Start of GIVEN RECORDS
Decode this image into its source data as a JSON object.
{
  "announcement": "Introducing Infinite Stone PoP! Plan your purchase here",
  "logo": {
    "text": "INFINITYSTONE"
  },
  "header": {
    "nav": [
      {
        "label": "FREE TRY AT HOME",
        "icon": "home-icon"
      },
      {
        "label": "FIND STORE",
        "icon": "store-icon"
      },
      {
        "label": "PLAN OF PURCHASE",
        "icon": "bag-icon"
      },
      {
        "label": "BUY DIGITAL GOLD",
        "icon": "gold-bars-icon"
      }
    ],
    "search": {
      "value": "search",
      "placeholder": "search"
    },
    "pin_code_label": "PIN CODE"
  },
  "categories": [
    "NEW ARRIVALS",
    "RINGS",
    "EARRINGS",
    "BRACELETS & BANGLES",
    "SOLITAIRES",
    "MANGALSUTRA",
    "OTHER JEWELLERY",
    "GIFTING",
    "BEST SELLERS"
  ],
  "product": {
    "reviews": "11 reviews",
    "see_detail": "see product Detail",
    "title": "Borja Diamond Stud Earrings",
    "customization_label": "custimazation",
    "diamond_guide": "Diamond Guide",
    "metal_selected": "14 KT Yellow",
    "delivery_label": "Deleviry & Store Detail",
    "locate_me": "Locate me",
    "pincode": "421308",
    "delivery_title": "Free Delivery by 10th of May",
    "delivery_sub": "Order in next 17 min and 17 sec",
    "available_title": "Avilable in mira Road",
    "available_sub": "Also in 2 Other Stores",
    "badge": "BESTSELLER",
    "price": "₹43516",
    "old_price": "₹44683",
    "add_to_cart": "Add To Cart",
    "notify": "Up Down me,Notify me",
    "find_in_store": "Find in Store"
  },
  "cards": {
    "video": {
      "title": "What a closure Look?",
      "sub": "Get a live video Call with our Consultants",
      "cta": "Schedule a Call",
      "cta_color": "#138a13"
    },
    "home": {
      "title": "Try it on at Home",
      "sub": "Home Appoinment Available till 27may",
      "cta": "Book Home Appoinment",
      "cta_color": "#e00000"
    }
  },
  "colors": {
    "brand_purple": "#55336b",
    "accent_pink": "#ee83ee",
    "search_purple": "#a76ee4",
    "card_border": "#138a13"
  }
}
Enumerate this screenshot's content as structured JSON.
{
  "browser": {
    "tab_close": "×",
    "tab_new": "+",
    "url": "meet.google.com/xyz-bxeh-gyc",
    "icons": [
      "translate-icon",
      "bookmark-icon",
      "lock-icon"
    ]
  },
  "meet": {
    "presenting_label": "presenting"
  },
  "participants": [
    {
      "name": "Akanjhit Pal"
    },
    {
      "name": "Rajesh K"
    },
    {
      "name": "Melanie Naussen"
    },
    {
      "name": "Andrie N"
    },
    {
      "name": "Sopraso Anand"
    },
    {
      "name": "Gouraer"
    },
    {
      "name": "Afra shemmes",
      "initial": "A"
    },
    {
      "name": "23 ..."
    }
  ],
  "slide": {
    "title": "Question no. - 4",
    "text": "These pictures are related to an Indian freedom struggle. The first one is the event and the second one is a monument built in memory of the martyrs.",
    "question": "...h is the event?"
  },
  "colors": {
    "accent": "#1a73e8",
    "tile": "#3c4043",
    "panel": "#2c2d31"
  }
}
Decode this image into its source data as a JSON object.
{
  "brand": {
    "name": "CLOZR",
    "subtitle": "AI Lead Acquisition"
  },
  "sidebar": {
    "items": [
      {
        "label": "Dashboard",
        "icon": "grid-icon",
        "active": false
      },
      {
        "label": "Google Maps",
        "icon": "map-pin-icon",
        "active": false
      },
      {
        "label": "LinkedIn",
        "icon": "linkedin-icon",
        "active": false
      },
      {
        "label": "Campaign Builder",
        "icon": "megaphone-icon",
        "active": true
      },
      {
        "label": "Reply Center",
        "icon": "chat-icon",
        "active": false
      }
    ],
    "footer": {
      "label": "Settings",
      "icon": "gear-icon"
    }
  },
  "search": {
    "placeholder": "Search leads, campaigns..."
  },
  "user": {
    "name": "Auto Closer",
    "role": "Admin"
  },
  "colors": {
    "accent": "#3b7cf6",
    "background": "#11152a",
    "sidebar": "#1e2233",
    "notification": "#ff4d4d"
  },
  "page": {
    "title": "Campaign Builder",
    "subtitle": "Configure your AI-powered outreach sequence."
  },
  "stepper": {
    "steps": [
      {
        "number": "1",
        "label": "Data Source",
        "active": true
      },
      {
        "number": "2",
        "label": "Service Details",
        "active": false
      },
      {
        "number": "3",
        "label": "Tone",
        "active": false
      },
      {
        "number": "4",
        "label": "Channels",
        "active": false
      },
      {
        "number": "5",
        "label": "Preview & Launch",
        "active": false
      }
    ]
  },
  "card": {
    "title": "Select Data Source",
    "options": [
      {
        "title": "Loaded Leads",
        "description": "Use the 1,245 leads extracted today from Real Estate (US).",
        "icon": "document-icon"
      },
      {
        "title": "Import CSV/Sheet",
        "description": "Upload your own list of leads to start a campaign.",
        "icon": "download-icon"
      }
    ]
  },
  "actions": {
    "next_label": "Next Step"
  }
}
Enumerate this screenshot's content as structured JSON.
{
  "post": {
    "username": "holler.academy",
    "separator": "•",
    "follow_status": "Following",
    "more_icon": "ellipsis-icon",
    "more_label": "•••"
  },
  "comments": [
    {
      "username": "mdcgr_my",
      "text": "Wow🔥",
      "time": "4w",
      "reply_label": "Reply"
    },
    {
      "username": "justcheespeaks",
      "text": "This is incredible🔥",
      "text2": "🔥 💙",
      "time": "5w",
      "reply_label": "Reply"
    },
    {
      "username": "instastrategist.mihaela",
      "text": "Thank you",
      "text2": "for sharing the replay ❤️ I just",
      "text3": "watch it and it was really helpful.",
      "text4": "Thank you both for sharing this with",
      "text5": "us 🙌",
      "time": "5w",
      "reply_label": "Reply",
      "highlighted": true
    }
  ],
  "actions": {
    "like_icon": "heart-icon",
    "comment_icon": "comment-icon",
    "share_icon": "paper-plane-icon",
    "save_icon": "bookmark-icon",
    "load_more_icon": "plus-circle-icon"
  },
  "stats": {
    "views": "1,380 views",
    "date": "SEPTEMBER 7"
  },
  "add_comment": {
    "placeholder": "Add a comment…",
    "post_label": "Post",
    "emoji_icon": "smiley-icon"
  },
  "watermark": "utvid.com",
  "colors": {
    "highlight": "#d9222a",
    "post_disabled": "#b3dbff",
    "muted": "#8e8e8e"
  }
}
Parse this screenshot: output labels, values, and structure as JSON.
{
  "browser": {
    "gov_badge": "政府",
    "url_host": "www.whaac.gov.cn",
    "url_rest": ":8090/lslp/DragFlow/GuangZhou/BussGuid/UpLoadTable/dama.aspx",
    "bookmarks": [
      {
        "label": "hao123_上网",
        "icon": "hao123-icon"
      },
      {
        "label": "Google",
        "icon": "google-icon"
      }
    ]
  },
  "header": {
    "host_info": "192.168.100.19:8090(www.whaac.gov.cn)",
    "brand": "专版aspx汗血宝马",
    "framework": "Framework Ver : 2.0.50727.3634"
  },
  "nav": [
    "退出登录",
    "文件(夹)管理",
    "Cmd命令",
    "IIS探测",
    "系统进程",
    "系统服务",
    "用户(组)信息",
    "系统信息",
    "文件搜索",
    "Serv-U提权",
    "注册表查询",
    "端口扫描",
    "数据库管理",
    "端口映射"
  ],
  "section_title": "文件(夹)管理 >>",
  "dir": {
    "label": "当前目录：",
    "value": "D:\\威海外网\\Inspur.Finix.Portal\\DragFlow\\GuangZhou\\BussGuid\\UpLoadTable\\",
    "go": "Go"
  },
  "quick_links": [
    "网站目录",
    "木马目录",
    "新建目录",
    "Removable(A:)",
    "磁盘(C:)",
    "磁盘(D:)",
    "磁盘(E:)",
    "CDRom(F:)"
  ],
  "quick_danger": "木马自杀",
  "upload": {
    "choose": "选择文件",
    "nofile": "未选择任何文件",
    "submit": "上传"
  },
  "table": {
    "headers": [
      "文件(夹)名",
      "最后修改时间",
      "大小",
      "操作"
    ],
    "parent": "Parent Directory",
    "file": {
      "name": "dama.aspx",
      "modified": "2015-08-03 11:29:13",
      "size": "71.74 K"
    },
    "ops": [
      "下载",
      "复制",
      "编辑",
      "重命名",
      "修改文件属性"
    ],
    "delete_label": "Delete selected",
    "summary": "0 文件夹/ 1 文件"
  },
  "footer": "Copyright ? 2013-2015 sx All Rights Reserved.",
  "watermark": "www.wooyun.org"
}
End of GIVEN RECORDS
Return, word for word, every line from the line with "Parse this screenshot: output" to the final line of the data.

* _OUTPUT FOR THIS TASK_
Parse this screenshot: output labels, values, and structure as JSON.
{
  "browser": {
    "gov_badge": "政府",
    "url_host": "www.whaac.gov.cn",
    "url_rest": ":8090/lslp/DragFlow/GuangZhou/BussGuid/UpLoadTable/dama.aspx",
    "bookmarks": [
      {
        "label": "hao123_上网",
        "icon": "hao123-icon"
      },
      {
        "label": "Google",
        "icon": "google-icon"
      }
    ]
  },
  "header": {
    "host_info": "192.168.100.19:8090(www.whaac.gov.cn)",
    "brand": "专版aspx汗血宝马",
    "framework": "Framework Ver : 2.0.50727.3634"
  },
  "nav": [
    "退出登录",
    "文件(夹)管理",
    "Cmd命令",
    "IIS探测",
    "系统进程",
    "系统服务",
    "用户(组)信息",
    "系统信息",
    "文件搜索",
    "Serv-U提权",
    "注册表查询",
    "端口扫描",
    "数据库管理",
    "端口映射"
  ],
  "section_title": "文件(夹)管理 >>",
  "dir": {
    "label": "当前目录：",
    "value": "D:\\威海外网\\Inspur.Finix.Portal\\DragFlow\\GuangZhou\\BussGuid\\UpLoadTable\\",
    "go": "Go"
  },
  "quick_links": [
    "网站目录",
    "木马目录",
    "新建目录",
    "Removable(A:)",
    "磁盘(C:)",
    "磁盘(D:)",
    "磁盘(E:)",
    "CDRom(F:)"
  ],
  "quick_danger": "木马自杀",
  "upload": {
    "choose": "选择文件",
    "nofile": "未选择任何文件",
    "submit": "上传"
  },
  "table": {
    "headers": [
      "文件(夹)名",
      "最后修改时间",
      "大小",
      "操作"
    ],
    "parent": "Parent Directory",
    "file": {
      "name": "dama.aspx",
      "modified": "2015-08-03 11:29:13",
      "size": "71.74 K"
    },
    "ops": [
      "下载",
      "复制",
      "编辑",
      "重命名",
      "修改文件属性"
    ],
    "delete_label": "Delete selected",
    "summary": "0 文件夹/ 1 文件"
  },
  "footer": "Copyright ? 2013-2015 sx All Rights Reserved.",
  "watermark": "www.wooyun.org"
}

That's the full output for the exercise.